■ **Task details**: Copy out every line containing the word "value".

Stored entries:
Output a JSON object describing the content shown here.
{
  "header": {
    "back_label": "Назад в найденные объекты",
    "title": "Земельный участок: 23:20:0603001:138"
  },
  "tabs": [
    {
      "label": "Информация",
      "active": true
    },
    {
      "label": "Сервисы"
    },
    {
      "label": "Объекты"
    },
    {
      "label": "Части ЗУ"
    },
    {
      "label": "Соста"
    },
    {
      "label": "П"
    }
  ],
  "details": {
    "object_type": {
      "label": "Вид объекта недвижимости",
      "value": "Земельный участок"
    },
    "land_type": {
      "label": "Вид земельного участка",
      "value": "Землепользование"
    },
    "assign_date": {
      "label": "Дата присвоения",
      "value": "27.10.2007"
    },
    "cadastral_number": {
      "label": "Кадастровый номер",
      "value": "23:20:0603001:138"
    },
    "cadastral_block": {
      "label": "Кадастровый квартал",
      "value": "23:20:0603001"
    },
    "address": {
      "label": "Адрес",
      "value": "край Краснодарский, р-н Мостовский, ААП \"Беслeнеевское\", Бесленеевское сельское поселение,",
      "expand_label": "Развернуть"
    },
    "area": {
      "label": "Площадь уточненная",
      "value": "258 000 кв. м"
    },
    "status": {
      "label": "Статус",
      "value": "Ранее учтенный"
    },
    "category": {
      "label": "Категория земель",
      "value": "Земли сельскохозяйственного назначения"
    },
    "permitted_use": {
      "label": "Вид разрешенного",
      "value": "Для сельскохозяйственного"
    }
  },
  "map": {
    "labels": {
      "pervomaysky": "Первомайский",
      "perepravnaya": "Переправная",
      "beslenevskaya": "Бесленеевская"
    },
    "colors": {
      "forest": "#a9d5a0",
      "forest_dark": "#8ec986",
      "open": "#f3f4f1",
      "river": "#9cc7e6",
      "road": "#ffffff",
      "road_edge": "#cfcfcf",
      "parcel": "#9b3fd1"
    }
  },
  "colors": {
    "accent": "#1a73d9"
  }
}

■ **Exercise answer**:
      "value": "Земельный участок"
      "value": "Землепользование"
      "value": "27.10.2007"
      "value": "23:20:0603001:138"
      "value": "23:20:0603001"
      "value": "край Краснодарский, р-н Мостовский, ААП \"Беслeнеевское\", Бесленеевское сельское поселение,",
      "value": "258 000 кв. м"
      "value": "Ранее учтенный"
      "value": "Земли сельскохозяйственного назначения"
      "value": "Для сельскохозяйственного"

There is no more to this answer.